▼

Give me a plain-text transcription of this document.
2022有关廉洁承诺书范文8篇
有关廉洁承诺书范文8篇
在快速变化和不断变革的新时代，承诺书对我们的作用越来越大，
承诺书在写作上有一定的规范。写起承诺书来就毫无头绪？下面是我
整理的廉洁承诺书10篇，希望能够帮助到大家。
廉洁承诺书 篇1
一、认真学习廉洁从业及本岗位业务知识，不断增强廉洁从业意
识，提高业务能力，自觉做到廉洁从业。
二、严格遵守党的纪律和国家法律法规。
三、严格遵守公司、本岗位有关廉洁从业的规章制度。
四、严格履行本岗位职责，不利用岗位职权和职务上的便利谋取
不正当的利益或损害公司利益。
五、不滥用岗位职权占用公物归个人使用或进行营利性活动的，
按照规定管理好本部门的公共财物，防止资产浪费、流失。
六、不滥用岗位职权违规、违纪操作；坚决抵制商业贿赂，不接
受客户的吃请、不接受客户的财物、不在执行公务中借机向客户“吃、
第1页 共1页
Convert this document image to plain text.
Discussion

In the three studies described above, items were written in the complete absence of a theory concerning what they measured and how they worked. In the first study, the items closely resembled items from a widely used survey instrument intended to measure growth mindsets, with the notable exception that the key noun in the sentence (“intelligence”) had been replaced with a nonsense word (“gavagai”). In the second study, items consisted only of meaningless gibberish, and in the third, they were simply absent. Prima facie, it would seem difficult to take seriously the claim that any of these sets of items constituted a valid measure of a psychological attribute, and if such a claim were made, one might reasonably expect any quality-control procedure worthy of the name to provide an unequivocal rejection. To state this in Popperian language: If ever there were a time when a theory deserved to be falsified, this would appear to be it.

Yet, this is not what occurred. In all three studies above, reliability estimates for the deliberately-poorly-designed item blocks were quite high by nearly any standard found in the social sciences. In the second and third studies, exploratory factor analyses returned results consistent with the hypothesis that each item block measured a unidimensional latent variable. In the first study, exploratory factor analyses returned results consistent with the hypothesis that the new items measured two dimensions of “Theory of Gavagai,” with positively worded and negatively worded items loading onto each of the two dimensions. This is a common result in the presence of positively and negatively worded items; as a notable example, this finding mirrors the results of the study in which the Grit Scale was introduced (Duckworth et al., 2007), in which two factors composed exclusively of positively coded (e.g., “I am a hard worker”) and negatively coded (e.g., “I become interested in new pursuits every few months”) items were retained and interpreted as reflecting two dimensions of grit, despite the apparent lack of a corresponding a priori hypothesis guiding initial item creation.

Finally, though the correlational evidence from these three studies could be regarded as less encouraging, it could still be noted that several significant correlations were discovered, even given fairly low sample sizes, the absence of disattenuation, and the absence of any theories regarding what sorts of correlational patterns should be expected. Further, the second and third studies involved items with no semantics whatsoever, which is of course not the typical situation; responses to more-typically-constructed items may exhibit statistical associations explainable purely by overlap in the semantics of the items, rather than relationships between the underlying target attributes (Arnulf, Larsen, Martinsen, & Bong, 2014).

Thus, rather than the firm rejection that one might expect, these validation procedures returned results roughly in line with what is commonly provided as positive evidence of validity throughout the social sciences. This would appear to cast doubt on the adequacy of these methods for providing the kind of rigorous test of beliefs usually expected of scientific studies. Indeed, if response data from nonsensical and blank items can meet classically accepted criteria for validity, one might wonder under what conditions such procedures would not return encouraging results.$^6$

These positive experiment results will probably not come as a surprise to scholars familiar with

▲

Copy down the material exactly as written.

Give me a plain-text transcription of this document.
2022有关廉洁承诺书范文8篇
有关廉洁承诺书范文8篇
在快速变化和不断变革的新时代，承诺书对我们的作用越来越大，
承诺书在写作上有一定的规范。写起承诺书来就毫无头绪？下面是我
整理的廉洁承诺书10篇，希望能够帮助到大家。
廉洁承诺书 篇1
一、认真学习廉洁从业及本岗位业务知识，不断增强廉洁从业意
识，提高业务能力，自觉做到廉洁从业。
二、严格遵守党的纪律和国家法律法规。
三、严格遵守公司、本岗位有关廉洁从业的规章制度。
四、严格履行本岗位职责，不利用岗位职权和职务上的便利谋取
不正当的利益或损害公司利益。
五、不滥用岗位职权占用公物归个人使用或进行营利性活动的，
按照规定管理好本部门的公共财物，防止资产浪费、流失。
六、不滥用岗位职权违规、违纪操作；坚决抵制商业贿赂，不接
受客户的吃请、不接受客户的财物、不在执行公务中借机向客户“吃、
第1页 共1页
Convert this document image to plain text.
Discussion

In the three studies described above, items were written in the complete absence of a theory concerning what they measured and how they worked. In the first study, the items closely resembled items from a widely used survey instrument intended to measure growth mindsets, with the notable exception that the key noun in the sentence (“intelligence”) had been replaced with a nonsense word (“gavagai”). In the second study, items consisted only of meaningless gibberish, and in the third, they were simply absent. Prima facie, it would seem difficult to take seriously the claim that any of these sets of items constituted a valid measure of a psychological attribute, and if such a claim were made, one might reasonably expect any quality-control procedure worthy of the name to provide an unequivocal rejection. To state this in Popperian language: If ever there were a time when a theory deserved to be falsified, this would appear to be it.

Yet, this is not what occurred. In all three studies above, reliability estimates for the deliberately-poorly-designed item blocks were quite high by nearly any standard found in the social sciences. In the second and third studies, exploratory factor analyses returned results consistent with the hypothesis that each item block measured a unidimensional latent variable. In the first study, exploratory factor analyses returned results consistent with the hypothesis that the new items measured two dimensions of “Theory of Gavagai,” with positively worded and negatively worded items loading onto each of the two dimensions. This is a common result in the presence of positively and negatively worded items; as a notable example, this finding mirrors the results of the study in which the Grit Scale was introduced (Duckworth et al., 2007), in which two factors composed exclusively of positively coded (e.g., “I am a hard worker”) and negatively coded (e.g., “I become interested in new pursuits every few months”) items were retained and interpreted as reflecting two dimensions of grit, despite the apparent lack of a corresponding a priori hypothesis guiding initial item creation.

Finally, though the correlational evidence from these three studies could be regarded as less encouraging, it could still be noted that several significant correlations were discovered, even given fairly low sample sizes, the absence of disattenuation, and the absence of any theories regarding what sorts of correlational patterns should be expected. Further, the second and third studies involved items with no semantics whatsoever, which is of course not the typical situation; responses to more-typically-constructed items may exhibit statistical associations explainable purely by overlap in the semantics of the items, rather than relationships between the underlying target attributes (Arnulf, Larsen, Martinsen, & Bong, 2014).

Thus, rather than the firm rejection that one might expect, these validation procedures returned results roughly in line with what is commonly provided as positive evidence of validity throughout the social sciences. This would appear to cast doubt on the adequacy of these methods for providing the kind of rigorous test of beliefs usually expected of scientific studies. Indeed, if response data from nonsensical and blank items can meet classically accepted criteria for validity, one might wonder under what conditions such procedures would not return encouraging results.$^6$

These positive experiment results will probably not come as a surprise to scholars familiar with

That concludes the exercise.